_Problem to work on:_
Check each line of the data for "this" and select those that have it.

_Stored data:_
-------------------------
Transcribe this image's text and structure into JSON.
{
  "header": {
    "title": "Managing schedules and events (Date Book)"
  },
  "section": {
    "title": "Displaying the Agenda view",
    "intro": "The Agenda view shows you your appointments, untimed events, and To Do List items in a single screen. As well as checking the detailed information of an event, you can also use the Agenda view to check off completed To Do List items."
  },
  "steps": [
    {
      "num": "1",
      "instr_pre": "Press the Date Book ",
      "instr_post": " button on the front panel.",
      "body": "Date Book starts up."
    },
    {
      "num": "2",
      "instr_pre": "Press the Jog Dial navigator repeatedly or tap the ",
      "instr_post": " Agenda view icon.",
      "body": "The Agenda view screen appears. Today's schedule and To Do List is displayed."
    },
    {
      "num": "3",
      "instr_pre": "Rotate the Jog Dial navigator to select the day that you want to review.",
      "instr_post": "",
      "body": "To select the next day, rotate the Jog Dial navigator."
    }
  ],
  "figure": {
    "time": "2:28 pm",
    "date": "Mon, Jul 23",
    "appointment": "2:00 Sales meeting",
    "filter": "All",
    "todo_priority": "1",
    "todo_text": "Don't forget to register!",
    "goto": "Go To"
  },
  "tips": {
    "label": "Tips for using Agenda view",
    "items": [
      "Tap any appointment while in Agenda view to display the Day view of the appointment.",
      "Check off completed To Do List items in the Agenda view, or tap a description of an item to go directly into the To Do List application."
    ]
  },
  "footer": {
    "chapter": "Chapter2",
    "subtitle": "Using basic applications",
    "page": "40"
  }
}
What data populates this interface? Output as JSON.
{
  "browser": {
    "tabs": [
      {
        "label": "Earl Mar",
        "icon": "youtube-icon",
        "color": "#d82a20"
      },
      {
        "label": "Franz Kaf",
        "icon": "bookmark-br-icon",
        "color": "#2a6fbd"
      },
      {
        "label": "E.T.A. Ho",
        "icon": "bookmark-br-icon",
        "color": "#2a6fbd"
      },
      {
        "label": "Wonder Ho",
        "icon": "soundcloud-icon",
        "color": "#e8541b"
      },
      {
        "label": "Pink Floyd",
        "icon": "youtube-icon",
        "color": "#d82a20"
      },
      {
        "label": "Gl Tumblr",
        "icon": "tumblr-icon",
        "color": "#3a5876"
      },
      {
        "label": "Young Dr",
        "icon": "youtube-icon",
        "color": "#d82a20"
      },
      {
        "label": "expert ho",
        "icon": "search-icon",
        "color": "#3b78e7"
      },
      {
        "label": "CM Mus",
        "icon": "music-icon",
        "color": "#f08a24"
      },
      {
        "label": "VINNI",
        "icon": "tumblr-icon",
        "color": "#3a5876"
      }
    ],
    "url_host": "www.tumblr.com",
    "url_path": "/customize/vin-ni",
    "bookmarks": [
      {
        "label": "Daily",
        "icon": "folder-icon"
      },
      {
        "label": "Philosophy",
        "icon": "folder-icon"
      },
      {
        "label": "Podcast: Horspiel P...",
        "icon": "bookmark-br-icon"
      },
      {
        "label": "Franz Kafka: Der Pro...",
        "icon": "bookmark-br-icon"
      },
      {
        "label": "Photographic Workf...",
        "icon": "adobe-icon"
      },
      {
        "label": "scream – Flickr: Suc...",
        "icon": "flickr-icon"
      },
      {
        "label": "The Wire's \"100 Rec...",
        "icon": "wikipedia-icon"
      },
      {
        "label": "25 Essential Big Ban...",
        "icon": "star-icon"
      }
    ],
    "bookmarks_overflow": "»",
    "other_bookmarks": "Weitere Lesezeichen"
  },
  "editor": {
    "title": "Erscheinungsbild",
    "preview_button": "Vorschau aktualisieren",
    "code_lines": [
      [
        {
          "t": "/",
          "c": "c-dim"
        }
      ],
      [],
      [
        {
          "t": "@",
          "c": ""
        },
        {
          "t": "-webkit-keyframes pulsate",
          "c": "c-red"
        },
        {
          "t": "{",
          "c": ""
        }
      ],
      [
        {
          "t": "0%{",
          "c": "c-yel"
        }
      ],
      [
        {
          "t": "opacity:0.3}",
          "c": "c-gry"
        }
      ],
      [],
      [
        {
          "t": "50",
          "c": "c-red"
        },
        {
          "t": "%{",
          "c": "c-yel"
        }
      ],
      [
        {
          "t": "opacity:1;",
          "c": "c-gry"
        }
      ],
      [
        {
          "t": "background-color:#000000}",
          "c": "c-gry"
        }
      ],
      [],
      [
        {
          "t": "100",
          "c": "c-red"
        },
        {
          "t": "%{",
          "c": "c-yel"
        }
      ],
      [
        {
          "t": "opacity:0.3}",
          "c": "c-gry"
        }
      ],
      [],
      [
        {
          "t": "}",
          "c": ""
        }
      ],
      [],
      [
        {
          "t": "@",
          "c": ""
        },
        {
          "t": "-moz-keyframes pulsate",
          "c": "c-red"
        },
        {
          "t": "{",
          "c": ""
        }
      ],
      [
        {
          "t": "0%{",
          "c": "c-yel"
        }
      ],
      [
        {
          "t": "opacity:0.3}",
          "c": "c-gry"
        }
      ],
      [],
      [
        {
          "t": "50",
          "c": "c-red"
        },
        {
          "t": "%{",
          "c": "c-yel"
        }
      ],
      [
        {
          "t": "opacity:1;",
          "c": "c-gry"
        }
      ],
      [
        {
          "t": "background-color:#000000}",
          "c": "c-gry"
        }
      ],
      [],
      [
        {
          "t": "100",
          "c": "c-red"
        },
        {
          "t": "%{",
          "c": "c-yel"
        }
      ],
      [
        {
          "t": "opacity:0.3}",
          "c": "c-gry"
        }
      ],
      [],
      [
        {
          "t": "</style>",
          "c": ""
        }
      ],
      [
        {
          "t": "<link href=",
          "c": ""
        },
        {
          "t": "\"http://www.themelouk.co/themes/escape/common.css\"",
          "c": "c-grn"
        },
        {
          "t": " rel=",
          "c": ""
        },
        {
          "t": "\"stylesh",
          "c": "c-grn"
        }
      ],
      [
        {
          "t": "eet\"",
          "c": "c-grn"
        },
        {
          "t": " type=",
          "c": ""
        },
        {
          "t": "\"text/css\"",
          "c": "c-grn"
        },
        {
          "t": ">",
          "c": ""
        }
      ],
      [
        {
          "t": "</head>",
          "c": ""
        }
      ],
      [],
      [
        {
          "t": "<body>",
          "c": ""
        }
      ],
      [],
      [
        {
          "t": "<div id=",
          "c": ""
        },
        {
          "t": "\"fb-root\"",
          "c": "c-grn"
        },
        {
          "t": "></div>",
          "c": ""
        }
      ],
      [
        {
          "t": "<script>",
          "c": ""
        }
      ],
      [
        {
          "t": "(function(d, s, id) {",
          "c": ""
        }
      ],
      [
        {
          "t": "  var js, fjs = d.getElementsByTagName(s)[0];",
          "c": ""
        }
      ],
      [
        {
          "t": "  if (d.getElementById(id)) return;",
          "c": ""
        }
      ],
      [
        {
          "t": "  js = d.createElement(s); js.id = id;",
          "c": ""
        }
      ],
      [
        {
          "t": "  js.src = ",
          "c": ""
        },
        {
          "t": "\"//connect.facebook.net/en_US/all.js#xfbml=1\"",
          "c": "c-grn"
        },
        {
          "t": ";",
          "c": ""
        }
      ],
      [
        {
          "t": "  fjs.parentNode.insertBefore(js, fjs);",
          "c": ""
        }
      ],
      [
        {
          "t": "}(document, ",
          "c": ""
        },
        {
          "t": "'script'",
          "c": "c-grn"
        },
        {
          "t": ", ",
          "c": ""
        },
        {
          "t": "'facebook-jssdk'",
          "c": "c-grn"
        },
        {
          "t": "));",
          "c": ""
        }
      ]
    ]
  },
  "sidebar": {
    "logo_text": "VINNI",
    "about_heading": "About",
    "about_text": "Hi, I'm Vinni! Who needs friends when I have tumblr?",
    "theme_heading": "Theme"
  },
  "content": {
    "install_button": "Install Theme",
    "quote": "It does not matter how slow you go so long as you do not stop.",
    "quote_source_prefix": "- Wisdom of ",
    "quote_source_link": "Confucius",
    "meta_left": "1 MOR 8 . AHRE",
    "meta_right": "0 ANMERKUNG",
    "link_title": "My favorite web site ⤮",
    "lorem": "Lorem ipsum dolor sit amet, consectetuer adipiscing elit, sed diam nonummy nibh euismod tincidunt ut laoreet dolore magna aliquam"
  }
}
-------------------------
_Task answer:_
Transcribe this image's text and structure into JSON.
What data populates this interface? Output as JSON.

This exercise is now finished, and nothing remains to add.